Work to be completed
Count the lines in the following items that contain the word "sand". Reply with the number alone.

[Stored data]

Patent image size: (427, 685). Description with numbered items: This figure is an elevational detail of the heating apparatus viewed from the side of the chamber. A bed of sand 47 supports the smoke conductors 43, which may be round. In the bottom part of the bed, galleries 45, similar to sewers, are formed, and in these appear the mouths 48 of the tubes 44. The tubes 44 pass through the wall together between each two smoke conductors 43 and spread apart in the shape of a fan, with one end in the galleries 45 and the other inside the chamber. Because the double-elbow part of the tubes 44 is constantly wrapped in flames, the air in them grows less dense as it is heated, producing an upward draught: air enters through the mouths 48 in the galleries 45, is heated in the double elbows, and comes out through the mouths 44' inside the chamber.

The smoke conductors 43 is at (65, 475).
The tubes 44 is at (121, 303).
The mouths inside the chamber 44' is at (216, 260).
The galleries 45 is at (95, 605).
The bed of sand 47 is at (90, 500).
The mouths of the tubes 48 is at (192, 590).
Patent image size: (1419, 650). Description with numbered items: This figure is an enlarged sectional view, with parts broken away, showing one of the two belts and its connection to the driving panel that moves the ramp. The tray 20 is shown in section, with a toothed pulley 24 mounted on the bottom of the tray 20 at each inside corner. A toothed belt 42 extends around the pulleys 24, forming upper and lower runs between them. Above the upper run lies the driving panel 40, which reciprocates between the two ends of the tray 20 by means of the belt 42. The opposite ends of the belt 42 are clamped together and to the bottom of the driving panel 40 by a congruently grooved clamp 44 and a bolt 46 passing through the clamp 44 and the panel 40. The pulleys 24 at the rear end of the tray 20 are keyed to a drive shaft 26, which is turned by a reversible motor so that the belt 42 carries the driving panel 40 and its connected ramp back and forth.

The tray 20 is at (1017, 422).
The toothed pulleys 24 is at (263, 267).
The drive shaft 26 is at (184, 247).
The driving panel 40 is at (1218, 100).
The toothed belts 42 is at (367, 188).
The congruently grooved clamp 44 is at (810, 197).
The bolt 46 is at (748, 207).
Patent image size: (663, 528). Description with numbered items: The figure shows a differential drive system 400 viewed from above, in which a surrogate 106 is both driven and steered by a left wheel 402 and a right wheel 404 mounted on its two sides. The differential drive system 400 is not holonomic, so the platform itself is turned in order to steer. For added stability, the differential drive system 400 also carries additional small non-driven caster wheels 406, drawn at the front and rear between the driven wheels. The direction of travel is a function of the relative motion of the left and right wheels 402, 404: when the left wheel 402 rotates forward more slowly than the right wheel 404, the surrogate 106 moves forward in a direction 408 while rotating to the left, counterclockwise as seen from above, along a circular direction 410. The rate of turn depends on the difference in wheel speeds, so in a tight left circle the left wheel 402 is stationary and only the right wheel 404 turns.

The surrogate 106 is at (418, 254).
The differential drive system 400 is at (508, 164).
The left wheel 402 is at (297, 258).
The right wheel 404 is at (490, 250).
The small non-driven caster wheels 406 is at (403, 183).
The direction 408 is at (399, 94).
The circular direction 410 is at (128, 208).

Solution to this task
2